** begin RECORDS PROVIDED **
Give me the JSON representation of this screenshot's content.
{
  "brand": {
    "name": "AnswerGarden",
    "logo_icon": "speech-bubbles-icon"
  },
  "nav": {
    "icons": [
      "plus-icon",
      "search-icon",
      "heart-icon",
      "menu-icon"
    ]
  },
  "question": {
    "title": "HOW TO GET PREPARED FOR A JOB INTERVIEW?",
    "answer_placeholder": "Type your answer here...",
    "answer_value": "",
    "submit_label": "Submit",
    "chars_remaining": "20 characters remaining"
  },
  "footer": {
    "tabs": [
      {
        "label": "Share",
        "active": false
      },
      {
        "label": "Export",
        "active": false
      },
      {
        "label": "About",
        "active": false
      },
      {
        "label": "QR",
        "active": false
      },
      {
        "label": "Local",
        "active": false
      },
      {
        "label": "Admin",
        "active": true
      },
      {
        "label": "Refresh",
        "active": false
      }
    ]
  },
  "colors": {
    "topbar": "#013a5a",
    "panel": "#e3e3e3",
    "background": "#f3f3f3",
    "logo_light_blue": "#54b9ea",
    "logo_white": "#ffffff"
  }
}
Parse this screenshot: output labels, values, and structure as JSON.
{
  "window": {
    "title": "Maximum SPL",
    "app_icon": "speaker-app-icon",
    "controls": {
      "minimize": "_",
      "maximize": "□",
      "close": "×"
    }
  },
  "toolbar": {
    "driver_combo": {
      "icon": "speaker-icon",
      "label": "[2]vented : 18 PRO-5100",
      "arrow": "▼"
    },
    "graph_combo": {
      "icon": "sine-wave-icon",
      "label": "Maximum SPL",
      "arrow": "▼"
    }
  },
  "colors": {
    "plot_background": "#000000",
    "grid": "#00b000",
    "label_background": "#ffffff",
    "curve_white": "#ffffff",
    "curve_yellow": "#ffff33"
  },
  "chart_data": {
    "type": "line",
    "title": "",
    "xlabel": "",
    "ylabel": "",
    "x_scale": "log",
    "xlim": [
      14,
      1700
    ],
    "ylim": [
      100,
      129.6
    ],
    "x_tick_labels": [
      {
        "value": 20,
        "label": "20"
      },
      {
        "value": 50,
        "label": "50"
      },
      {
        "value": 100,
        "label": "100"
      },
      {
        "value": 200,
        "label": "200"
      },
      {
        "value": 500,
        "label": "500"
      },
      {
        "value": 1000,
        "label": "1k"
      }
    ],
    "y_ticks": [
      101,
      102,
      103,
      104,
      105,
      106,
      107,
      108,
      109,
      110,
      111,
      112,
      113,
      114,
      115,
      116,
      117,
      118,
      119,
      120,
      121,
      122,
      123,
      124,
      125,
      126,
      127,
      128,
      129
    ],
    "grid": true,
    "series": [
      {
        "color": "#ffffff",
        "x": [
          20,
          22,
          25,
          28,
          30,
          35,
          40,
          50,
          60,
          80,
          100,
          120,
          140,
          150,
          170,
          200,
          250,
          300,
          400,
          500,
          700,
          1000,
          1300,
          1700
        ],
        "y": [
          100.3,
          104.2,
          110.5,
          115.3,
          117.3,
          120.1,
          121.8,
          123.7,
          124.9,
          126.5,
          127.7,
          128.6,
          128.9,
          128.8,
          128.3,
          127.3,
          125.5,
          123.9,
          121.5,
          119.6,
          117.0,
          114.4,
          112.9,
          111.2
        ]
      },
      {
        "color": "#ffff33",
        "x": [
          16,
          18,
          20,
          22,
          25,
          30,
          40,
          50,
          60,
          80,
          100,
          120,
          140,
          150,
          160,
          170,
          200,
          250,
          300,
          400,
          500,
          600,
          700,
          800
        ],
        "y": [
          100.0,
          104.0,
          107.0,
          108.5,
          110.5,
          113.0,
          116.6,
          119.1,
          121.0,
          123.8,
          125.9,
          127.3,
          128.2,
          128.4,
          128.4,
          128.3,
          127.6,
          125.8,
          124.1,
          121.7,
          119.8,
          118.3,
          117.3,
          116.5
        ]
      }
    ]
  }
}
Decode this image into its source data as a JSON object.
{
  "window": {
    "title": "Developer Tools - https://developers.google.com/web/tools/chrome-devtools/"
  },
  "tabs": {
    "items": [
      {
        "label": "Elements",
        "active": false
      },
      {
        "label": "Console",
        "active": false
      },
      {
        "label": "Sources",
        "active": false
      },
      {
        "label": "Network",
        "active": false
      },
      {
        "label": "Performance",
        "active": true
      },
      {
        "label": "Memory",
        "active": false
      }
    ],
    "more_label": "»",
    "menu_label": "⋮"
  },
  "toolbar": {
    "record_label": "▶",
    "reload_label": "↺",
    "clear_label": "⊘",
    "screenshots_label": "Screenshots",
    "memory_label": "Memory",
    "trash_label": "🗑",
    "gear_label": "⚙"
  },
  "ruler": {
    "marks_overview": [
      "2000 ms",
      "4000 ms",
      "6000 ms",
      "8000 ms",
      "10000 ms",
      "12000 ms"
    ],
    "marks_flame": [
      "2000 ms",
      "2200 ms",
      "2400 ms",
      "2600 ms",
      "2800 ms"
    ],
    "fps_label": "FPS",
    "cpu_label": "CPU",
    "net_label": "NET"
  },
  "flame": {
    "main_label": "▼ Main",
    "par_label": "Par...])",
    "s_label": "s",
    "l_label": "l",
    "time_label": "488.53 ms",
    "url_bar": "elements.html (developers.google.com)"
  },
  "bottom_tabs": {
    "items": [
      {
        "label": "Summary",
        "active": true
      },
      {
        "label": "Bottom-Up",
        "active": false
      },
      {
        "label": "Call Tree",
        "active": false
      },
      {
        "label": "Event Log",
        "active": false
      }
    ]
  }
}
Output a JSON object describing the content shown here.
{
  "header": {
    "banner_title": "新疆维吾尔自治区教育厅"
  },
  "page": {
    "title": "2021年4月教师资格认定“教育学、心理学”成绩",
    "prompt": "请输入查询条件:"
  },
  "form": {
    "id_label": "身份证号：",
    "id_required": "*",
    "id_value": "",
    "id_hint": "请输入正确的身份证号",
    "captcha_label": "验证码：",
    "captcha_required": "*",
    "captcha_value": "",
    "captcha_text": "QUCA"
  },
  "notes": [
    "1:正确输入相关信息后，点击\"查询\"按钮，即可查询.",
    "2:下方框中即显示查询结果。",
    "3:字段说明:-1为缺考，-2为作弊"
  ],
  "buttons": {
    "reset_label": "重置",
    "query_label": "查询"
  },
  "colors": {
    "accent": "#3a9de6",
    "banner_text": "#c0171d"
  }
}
** end RECORDS PROVIDED **
How many lines of the entries above hold the string "object"? Reply with the number alone.

■ **RESPONSE FOR THIS EXERCISE**
2